Saved entries:
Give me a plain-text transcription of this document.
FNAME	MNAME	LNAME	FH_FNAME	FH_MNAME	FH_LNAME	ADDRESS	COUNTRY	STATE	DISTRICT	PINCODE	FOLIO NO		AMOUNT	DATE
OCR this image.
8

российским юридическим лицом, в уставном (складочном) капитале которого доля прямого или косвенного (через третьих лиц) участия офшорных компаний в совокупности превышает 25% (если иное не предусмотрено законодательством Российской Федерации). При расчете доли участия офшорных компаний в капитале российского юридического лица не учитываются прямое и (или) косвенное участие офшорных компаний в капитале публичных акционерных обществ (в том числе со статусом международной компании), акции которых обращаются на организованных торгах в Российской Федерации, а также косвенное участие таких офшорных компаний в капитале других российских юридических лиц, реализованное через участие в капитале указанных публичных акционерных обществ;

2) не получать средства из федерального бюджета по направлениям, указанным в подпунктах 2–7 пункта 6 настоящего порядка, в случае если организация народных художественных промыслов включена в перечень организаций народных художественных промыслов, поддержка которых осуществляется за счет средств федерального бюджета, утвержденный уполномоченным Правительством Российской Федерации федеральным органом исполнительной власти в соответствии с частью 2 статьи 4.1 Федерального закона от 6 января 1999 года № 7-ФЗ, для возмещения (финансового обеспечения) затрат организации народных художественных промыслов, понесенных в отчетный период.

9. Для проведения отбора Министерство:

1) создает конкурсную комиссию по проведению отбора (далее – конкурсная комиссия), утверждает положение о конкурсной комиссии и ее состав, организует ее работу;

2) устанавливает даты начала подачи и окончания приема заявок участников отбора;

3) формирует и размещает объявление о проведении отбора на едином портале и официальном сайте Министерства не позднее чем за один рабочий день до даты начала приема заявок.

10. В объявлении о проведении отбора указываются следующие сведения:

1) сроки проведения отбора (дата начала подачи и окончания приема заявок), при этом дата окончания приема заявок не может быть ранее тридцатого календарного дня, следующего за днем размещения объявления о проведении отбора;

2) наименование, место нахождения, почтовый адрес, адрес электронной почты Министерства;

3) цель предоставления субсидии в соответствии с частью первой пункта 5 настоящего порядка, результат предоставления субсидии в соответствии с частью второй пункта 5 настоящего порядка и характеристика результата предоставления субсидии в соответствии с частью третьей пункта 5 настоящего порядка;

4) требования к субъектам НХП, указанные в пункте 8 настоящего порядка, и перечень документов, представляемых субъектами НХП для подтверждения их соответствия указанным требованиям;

• Short task
Retype the records in full. Keep every line identical to the original.

• Final result
Give me a plain-text transcription of this document.
FNAME	MNAME	LNAME	FH_FNAME	FH_MNAME	FH_LNAME	ADDRESS	COUNTRY	STATE	DISTRICT	PINCODE	FOLIO NO		AMOUNT	DATE
OCR this image.
8

российским юридическим лицом, в уставном (складочном) капитале которого доля прямого или косвенного (через третьих лиц) участия офшорных компаний в совокупности превышает 25% (если иное не предусмотрено законодательством Российской Федерации). При расчете доли участия офшорных компаний в капитале российского юридического лица не учитываются прямое и (или) косвенное участие офшорных компаний в капитале публичных акционерных обществ (в том числе со статусом международной компании), акции которых обращаются на организованных торгах в Российской Федерации, а также косвенное участие таких офшорных компаний в капитале других российских юридических лиц, реализованное через участие в капитале указанных публичных акционерных обществ;

2) не получать средства из федерального бюджета по направлениям, указанным в подпунктах 2–7 пункта 6 настоящего порядка, в случае если организация народных художественных промыслов включена в перечень организаций народных художественных промыслов, поддержка которых осуществляется за счет средств федерального бюджета, утвержденный уполномоченным Правительством Российской Федерации федеральным органом исполнительной власти в соответствии с частью 2 статьи 4.1 Федерального закона от 6 января 1999 года № 7-ФЗ, для возмещения (финансового обеспечения) затрат организации народных художественных промыслов, понесенных в отчетный период.

9. Для проведения отбора Министерство:

1) создает конкурсную комиссию по проведению отбора (далее – конкурсная комиссия), утверждает положение о конкурсной комиссии и ее состав, организует ее работу;

2) устанавливает даты начала подачи и окончания приема заявок участников отбора;

3) формирует и размещает объявление о проведении отбора на едином портале и официальном сайте Министерства не позднее чем за один рабочий день до даты начала приема заявок.

10. В объявлении о проведении отбора указываются следующие сведения:

1) сроки проведения отбора (дата начала подачи и окончания приема заявок), при этом дата окончания приема заявок не может быть ранее тридцатого календарного дня, следующего за днем размещения объявления о проведении отбора;

2) наименование, место нахождения, почтовый адрес, адрес электронной почты Министерства;

3) цель предоставления субсидии в соответствии с частью первой пункта 5 настоящего порядка, результат предоставления субсидии в соответствии с частью второй пункта 5 настоящего порядка и характеристика результата предоставления субсидии в соответствии с частью третьей пункта 5 настоящего порядка;

4) требования к субъектам НХП, указанные в пункте 8 настоящего порядка, и перечень документов, представляемых субъектами НХП для подтверждения их соответствия указанным требованиям;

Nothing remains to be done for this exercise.